(Figure collection entries)
========

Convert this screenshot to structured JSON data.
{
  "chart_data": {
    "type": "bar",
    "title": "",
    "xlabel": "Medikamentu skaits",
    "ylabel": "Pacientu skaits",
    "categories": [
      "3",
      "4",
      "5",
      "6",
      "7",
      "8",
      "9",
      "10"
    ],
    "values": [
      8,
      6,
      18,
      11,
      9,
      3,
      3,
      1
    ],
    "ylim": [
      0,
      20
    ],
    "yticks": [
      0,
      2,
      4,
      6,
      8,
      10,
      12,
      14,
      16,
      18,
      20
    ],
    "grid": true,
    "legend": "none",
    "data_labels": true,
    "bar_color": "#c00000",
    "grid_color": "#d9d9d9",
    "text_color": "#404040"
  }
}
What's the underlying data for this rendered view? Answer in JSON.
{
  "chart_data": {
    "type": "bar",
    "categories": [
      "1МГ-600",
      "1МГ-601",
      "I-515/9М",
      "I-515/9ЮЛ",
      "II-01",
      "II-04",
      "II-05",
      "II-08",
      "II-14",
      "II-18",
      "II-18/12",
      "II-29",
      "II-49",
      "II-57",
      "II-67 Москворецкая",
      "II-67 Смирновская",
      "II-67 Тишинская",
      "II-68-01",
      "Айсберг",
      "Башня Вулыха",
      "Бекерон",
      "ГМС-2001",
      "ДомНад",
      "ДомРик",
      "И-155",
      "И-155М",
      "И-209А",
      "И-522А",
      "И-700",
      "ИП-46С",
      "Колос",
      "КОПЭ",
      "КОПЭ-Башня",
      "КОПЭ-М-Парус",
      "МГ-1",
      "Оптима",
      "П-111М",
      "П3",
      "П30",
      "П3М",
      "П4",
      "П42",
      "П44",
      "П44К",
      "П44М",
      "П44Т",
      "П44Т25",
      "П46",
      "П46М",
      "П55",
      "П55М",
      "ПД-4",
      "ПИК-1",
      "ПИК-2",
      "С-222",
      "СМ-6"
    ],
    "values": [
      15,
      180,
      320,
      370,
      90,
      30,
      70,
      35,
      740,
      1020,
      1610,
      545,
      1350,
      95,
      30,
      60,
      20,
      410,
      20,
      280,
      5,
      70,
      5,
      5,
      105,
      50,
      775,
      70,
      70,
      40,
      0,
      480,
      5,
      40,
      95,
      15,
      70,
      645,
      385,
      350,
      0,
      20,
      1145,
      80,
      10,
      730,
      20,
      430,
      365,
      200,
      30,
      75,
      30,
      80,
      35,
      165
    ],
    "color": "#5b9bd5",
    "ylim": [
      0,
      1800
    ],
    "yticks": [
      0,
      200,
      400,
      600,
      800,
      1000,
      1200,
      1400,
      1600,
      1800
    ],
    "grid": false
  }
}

========

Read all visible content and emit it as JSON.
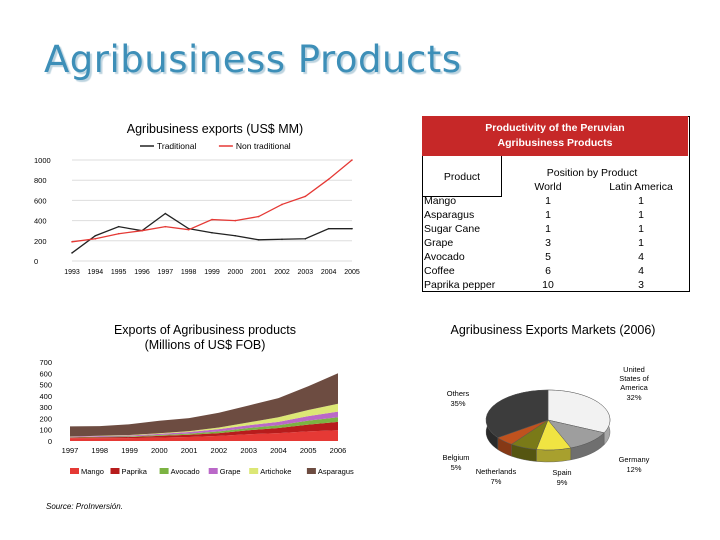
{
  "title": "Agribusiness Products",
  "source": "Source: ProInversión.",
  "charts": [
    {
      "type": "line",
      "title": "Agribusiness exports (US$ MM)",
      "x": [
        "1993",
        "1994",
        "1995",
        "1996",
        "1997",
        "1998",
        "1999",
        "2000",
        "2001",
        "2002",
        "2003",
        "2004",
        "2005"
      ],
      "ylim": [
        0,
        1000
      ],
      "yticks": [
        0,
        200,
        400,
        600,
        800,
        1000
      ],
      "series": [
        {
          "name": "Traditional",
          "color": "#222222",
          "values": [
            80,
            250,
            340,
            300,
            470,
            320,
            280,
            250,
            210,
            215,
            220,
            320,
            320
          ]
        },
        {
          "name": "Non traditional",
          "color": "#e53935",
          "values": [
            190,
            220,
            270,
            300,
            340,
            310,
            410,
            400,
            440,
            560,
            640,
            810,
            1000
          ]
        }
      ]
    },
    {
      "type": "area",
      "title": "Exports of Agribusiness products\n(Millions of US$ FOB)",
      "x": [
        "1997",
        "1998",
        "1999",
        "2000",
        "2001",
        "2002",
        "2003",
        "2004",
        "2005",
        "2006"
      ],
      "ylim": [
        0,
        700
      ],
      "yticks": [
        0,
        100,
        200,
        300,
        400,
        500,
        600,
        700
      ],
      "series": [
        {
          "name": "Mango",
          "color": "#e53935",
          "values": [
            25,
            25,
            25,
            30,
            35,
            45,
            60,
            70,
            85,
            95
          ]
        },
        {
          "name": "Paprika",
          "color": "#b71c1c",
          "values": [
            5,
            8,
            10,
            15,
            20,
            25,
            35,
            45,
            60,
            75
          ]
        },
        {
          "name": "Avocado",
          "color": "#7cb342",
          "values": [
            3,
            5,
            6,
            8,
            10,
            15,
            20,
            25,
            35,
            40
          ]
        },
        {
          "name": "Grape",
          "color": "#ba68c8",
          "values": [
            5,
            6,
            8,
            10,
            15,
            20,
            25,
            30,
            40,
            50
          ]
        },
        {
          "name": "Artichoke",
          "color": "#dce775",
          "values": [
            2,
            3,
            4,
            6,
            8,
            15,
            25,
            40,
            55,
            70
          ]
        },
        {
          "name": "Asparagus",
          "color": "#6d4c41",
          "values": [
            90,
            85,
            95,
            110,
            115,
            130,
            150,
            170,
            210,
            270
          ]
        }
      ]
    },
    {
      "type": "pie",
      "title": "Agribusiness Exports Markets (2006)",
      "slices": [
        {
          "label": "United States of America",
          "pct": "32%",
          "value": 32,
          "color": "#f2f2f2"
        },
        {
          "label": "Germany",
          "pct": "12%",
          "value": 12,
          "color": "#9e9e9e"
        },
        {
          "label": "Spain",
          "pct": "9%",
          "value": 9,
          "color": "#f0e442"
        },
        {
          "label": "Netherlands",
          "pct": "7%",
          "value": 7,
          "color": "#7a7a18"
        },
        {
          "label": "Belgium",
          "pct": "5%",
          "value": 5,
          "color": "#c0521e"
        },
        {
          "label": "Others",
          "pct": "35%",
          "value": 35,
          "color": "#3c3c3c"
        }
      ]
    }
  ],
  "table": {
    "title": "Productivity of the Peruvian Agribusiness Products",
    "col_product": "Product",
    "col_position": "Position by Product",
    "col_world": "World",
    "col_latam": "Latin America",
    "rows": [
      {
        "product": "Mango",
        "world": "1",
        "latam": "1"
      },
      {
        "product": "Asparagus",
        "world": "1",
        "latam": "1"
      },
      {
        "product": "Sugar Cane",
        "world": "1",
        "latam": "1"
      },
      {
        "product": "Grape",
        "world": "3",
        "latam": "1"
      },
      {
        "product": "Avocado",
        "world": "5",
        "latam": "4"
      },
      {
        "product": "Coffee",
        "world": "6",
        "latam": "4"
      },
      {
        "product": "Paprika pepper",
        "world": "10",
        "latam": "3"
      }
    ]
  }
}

========

Pick out lines containing the word "this", each one as written.

Convert this screenshot to structured JSON data.
What's the underlying data for this rendered view? Answer in JSON.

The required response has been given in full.